Your instructions
Reproduce all records exactly.

Records that describe figures
····················

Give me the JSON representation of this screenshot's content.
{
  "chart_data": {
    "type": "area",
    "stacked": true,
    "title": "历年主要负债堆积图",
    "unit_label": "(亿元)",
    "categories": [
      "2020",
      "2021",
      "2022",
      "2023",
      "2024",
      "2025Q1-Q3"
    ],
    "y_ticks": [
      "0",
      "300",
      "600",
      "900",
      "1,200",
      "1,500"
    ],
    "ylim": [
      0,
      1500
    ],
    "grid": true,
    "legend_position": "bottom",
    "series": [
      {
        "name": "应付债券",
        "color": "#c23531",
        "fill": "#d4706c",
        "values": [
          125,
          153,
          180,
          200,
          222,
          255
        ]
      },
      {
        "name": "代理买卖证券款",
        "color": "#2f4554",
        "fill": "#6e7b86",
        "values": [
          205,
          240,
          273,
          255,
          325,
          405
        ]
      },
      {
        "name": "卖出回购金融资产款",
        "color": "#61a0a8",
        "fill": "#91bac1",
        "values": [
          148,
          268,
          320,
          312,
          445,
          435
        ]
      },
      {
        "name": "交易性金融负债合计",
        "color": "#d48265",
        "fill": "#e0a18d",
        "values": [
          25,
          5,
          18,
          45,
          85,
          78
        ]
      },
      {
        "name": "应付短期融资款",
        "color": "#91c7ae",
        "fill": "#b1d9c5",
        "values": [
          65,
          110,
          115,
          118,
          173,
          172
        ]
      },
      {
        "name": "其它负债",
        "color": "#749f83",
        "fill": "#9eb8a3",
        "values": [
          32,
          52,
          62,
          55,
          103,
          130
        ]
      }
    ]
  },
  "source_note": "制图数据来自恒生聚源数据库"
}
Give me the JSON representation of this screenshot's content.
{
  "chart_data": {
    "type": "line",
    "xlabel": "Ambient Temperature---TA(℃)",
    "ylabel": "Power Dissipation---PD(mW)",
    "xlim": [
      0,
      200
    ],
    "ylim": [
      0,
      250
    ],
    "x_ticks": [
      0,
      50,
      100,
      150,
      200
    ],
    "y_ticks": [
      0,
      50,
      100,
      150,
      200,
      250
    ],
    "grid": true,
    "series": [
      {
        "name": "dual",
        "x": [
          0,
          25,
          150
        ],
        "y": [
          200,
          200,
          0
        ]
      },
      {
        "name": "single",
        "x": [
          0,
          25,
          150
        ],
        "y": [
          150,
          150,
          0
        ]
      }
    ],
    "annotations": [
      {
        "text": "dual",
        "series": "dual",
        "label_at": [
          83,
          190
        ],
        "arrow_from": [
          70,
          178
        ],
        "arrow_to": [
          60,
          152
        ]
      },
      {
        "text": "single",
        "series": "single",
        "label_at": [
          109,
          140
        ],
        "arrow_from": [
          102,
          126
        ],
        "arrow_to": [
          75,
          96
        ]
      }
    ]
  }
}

····················

Complete response
Give me the JSON representation of this screenshot's content.
{
  "chart_data": {
    "type": "area",
    "stacked": true,
    "title": "历年主要负债堆积图",
    "unit_label": "(亿元)",
    "categories": [
      "2020",
      "2021",
      "2022",
      "2023",
      "2024",
      "2025Q1-Q3"
    ],
    "y_ticks": [
      "0",
      "300",
      "600",
      "900",
      "1,200",
      "1,500"
    ],
    "ylim": [
      0,
      1500
    ],
    "grid": true,
    "legend_position": "bottom",
    "series": [
      {
        "name": "应付债券",
        "color": "#c23531",
        "fill": "#d4706c",
        "values": [
          125,
          153,
          180,
          200,
          222,
          255
        ]
      },
      {
        "name": "代理买卖证券款",
        "color": "#2f4554",
        "fill": "#6e7b86",
        "values": [
          205,
          240,
          273,
          255,
          325,
          405
        ]
      },
      {
        "name": "卖出回购金融资产款",
        "color": "#61a0a8",
        "fill": "#91bac1",
        "values": [
          148,
          268,
          320,
          312,
          445,
          435
        ]
      },
      {
        "name": "交易性金融负债合计",
        "color": "#d48265",
        "fill": "#e0a18d",
        "values": [
          25,
          5,
          18,
          45,
          85,
          78
        ]
      },
      {
        "name": "应付短期融资款",
        "color": "#91c7ae",
        "fill": "#b1d9c5",
        "values": [
          65,
          110,
          115,
          118,
          173,
          172
        ]
      },
      {
        "name": "其它负债",
        "color": "#749f83",
        "fill": "#9eb8a3",
        "values": [
          32,
          52,
          62,
          55,
          103,
          130
        ]
      }
    ]
  },
  "source_note": "制图数据来自恒生聚源数据库"
}
Give me the JSON representation of this screenshot's content.
{
  "chart_data": {
    "type": "line",
    "xlabel": "Ambient Temperature---TA(℃)",
    "ylabel": "Power Dissipation---PD(mW)",
    "xlim": [
      0,
      200
    ],
    "ylim": [
      0,
      250
    ],
    "x_ticks": [
      0,
      50,
      100,
      150,
      200
    ],
    "y_ticks": [
      0,
      50,
      100,
      150,
      200,
      250
    ],
    "grid": true,
    "series": [
      {
        "name": "dual",
        "x": [
          0,
          25,
          150
        ],
        "y": [
          200,
          200,
          0
        ]
      },
      {
        "name": "single",
        "x": [
          0,
          25,
          150
        ],
        "y": [
          150,
          150,
          0
        ]
      }
    ],
    "annotations": [
      {
        "text": "dual",
        "series": "dual",
        "label_at": [
          83,
          190
        ],
        "arrow_from": [
          70,
          178
        ],
        "arrow_to": [
          60,
          152
        ]
      },
      {
        "text": "single",
        "series": "single",
        "label_at": [
          109,
          140
        ],
        "arrow_from": [
          102,
          126
        ],
        "arrow_to": [
          75,
          96
        ]
      }
    ]
  }
}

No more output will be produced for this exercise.